-- Extracted text follows --

Tuesday, 15 July 2014

Why Having a Plan my Not be the Best Plan (My goodbye Gove rant)

So, former Education Secretaries and Mr. Gove (goodbye) and all you toe-the-party-line Ofsted Inspectors, you are wrong.  Planning is complete and utter waste of time.

As a qualified primary school teacher, I used to spend a considerable amount of my time long, medium and short-term planning.  I get long term planning, I even can put up with medium term planning but daily session plans?  Really?  Come on!  An utter waste of time!

This opinion flies in the face of what we were taught at university and on my PT courses and pretty much most of the advice you read about training and going to the gym and eating clean: fail to plan, plan to fail.

Well, I’ve decided it’s nonsense.  All of it!

You don’t need to plan; you need to assess!
,
If you can think, if you can fundamentally understand your subject, if you have confidence in your own abilities (and they haven’t been eroded by unqualified parliamentarians with their own agendas, Ofsted Inspectors with the government’s agendas, scared bosses with Ofsted’s agenda or people telling you the only way you can lose weight is by counting stupid points) and you know how to assess (on the hoof and formally) then you absolutely do not need lesson, session, gym or diet plans!

All you need to know is where you are and where you are going and you absolutely have to understand fundamentally how to get from a to b and if you have strayed from the path, why.  That is all the planning you need.

When a child doesn’t get today’s mathematical concept, as a teacher, you need to know why.  You need to have a fundamental understanding of how children learn and why they get stuck.  Is this child struggling because of a gap in their knowledge that prevents them from understanding today’s work?  If so, bashing away at your carefully planned lesson not only will not yield results, it may further confuse the child and risks alienating them entirely from the subject and from you.

Teachers know this, I’m not telling them anything new.  I’m just questioning why the plan is there in the first place when you absolutely know  (especially if your sessions are challenging) 1 in 100 actually goes to plan!

-- Extracted text concluded --
-- Entries supplied follows --

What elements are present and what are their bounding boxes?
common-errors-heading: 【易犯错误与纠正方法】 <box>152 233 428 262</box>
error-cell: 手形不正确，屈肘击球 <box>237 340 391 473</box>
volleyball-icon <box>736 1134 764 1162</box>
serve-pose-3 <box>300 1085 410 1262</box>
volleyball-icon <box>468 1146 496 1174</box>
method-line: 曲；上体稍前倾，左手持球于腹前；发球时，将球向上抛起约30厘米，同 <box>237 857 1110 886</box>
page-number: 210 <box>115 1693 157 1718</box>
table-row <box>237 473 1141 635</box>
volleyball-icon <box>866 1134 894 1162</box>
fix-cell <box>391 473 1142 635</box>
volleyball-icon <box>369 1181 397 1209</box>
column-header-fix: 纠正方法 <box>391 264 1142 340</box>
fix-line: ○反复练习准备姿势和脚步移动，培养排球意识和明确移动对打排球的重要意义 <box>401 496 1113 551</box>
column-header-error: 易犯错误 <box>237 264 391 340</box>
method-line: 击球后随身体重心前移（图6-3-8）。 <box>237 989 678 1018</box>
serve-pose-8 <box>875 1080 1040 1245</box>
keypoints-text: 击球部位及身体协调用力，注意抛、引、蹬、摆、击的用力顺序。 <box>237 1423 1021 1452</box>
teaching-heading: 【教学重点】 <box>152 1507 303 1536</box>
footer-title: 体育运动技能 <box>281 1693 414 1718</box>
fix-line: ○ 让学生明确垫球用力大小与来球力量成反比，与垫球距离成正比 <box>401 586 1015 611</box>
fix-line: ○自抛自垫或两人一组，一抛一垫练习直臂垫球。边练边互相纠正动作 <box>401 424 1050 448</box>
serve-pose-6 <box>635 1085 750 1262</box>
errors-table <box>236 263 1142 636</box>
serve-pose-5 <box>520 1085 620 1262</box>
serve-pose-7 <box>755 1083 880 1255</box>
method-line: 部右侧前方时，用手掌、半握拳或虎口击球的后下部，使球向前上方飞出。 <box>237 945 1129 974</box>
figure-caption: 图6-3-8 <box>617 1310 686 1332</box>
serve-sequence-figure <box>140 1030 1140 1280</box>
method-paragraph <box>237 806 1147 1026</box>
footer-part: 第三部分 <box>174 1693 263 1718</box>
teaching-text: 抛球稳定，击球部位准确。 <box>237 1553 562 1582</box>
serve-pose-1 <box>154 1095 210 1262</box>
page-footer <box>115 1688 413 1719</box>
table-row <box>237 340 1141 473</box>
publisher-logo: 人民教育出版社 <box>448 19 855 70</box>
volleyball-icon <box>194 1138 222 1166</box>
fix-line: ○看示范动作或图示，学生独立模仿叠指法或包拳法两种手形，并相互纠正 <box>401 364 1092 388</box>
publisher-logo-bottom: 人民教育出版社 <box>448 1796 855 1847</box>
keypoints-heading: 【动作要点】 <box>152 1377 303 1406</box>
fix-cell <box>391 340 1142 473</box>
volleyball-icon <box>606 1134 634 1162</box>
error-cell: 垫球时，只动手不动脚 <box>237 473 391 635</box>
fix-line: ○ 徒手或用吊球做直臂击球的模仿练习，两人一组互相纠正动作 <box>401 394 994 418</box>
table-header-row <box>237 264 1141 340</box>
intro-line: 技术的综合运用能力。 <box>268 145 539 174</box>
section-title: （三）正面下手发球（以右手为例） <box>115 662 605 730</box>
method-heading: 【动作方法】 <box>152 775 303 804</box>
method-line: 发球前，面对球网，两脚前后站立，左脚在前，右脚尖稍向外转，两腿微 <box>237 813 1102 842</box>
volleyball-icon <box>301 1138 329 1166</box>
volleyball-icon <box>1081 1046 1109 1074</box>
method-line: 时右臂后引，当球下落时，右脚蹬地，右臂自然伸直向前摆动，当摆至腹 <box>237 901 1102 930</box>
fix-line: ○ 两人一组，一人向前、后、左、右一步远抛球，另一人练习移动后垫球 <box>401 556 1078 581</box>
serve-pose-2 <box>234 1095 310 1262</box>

-- Entries supplied concluded --

#### Aim of the task
In the blog post on lesson planning, what does the writer say their qualification is? Answer using only the blog post, not the records.

#### Worked solution
The writer is a qualified primary school teacher.